# [REQUIRED WORK]
Set down the material below in full, matching it exactly.
☆ ☆ ☆
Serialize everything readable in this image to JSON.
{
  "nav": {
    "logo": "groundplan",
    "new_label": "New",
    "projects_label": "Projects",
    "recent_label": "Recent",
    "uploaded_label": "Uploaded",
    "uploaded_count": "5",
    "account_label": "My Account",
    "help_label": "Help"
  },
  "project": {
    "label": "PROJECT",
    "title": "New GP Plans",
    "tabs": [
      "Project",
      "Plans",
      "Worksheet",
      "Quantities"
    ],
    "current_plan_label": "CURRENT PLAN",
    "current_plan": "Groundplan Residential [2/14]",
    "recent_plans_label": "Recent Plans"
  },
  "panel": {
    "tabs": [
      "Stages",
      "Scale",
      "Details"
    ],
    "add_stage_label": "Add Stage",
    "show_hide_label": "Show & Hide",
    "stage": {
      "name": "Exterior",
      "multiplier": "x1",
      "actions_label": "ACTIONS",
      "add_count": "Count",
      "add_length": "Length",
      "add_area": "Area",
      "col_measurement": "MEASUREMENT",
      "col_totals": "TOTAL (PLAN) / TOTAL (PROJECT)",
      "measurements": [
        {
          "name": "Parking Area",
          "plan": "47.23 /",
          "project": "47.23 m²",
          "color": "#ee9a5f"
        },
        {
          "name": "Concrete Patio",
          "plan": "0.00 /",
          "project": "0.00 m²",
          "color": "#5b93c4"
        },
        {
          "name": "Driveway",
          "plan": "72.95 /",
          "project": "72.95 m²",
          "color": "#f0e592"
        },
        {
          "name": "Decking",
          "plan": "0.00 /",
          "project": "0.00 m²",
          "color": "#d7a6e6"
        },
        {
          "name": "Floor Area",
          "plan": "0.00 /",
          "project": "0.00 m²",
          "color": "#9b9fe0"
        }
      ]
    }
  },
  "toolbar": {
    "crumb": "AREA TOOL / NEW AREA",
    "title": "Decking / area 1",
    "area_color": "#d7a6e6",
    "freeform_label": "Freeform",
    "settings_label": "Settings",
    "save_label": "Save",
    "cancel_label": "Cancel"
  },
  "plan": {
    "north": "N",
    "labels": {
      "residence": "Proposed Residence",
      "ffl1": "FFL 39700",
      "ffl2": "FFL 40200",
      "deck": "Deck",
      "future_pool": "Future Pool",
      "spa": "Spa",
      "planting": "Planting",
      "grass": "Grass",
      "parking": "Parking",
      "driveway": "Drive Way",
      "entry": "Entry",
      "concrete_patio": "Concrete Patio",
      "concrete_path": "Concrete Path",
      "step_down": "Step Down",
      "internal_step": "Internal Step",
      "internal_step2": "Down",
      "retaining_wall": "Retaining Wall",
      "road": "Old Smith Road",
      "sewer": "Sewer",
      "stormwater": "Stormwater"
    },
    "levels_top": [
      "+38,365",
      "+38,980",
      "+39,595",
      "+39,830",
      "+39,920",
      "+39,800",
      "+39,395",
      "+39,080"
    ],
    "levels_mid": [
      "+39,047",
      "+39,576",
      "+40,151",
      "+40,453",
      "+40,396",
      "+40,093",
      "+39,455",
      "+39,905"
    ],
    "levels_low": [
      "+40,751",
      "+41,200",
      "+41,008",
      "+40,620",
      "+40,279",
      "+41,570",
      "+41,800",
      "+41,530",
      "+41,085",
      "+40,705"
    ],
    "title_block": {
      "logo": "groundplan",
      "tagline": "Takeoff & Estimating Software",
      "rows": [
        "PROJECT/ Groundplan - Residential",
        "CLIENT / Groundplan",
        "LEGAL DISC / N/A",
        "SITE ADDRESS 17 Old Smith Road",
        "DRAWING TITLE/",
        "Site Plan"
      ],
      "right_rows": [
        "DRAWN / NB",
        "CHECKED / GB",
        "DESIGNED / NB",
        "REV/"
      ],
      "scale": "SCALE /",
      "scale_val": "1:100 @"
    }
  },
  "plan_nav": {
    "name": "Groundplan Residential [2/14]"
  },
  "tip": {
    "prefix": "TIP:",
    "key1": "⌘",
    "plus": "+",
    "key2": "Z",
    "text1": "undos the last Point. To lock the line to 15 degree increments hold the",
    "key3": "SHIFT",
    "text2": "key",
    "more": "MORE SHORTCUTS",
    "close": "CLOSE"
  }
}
☆ ☆ ☆
# [ANSWER FOR THE TASK]
Serialize everything readable in this image to JSON.
{
  "nav": {
    "logo": "groundplan",
    "new_label": "New",
    "projects_label": "Projects",
    "recent_label": "Recent",
    "uploaded_label": "Uploaded",
    "uploaded_count": "5",
    "account_label": "My Account",
    "help_label": "Help"
  },
  "project": {
    "label": "PROJECT",
    "title": "New GP Plans",
    "tabs": [
      "Project",
      "Plans",
      "Worksheet",
      "Quantities"
    ],
    "current_plan_label": "CURRENT PLAN",
    "current_plan": "Groundplan Residential [2/14]",
    "recent_plans_label": "Recent Plans"
  },
  "panel": {
    "tabs": [
      "Stages",
      "Scale",
      "Details"
    ],
    "add_stage_label": "Add Stage",
    "show_hide_label": "Show & Hide",
    "stage": {
      "name": "Exterior",
      "multiplier": "x1",
      "actions_label": "ACTIONS",
      "add_count": "Count",
      "add_length": "Length",
      "add_area": "Area",
      "col_measurement": "MEASUREMENT",
      "col_totals": "TOTAL (PLAN) / TOTAL (PROJECT)",
      "measurements": [
        {
          "name": "Parking Area",
          "plan": "47.23 /",
          "project": "47.23 m²",
          "color": "#ee9a5f"
        },
        {
          "name": "Concrete Patio",
          "plan": "0.00 /",
          "project": "0.00 m²",
          "color": "#5b93c4"
        },
        {
          "name": "Driveway",
          "plan": "72.95 /",
          "project": "72.95 m²",
          "color": "#f0e592"
        },
        {
          "name": "Decking",
          "plan": "0.00 /",
          "project": "0.00 m²",
          "color": "#d7a6e6"
        },
        {
          "name": "Floor Area",
          "plan": "0.00 /",
          "project": "0.00 m²",
          "color": "#9b9fe0"
        }
      ]
    }
  },
  "toolbar": {
    "crumb": "AREA TOOL / NEW AREA",
    "title": "Decking / area 1",
    "area_color": "#d7a6e6",
    "freeform_label": "Freeform",
    "settings_label": "Settings",
    "save_label": "Save",
    "cancel_label": "Cancel"
  },
  "plan": {
    "north": "N",
    "labels": {
      "residence": "Proposed Residence",
      "ffl1": "FFL 39700",
      "ffl2": "FFL 40200",
      "deck": "Deck",
      "future_pool": "Future Pool",
      "spa": "Spa",
      "planting": "Planting",
      "grass": "Grass",
      "parking": "Parking",
      "driveway": "Drive Way",
      "entry": "Entry",
      "concrete_patio": "Concrete Patio",
      "concrete_path": "Concrete Path",
      "step_down": "Step Down",
      "internal_step": "Internal Step",
      "internal_step2": "Down",
      "retaining_wall": "Retaining Wall",
      "road": "Old Smith Road",
      "sewer": "Sewer",
      "stormwater": "Stormwater"
    },
    "levels_top": [
      "+38,365",
      "+38,980",
      "+39,595",
      "+39,830",
      "+39,920",
      "+39,800",
      "+39,395",
      "+39,080"
    ],
    "levels_mid": [
      "+39,047",
      "+39,576",
      "+40,151",
      "+40,453",
      "+40,396",
      "+40,093",
      "+39,455",
      "+39,905"
    ],
    "levels_low": [
      "+40,751",
      "+41,200",
      "+41,008",
      "+40,620",
      "+40,279",
      "+41,570",
      "+41,800",
      "+41,530",
      "+41,085",
      "+40,705"
    ],
    "title_block": {
      "logo": "groundplan",
      "tagline": "Takeoff & Estimating Software",
      "rows": [
        "PROJECT/ Groundplan - Residential",
        "CLIENT / Groundplan",
        "LEGAL DISC / N/A",
        "SITE ADDRESS 17 Old Smith Road",
        "DRAWING TITLE/",
        "Site Plan"
      ],
      "right_rows": [
        "DRAWN / NB",
        "CHECKED / GB",
        "DESIGNED / NB",
        "REV/"
      ],
      "scale": "SCALE /",
      "scale_val": "1:100 @"
    }
  },
  "plan_nav": {
    "name": "Groundplan Residential [2/14]"
  },
  "tip": {
    "prefix": "TIP:",
    "key1": "⌘",
    "plus": "+",
    "key2": "Z",
    "text1": "undos the last Point. To lock the line to 15 degree increments hold the",
    "key3": "SHIFT",
    "text2": "key",
    "more": "MORE SHORTCUTS",
    "close": "CLOSE"
  }
}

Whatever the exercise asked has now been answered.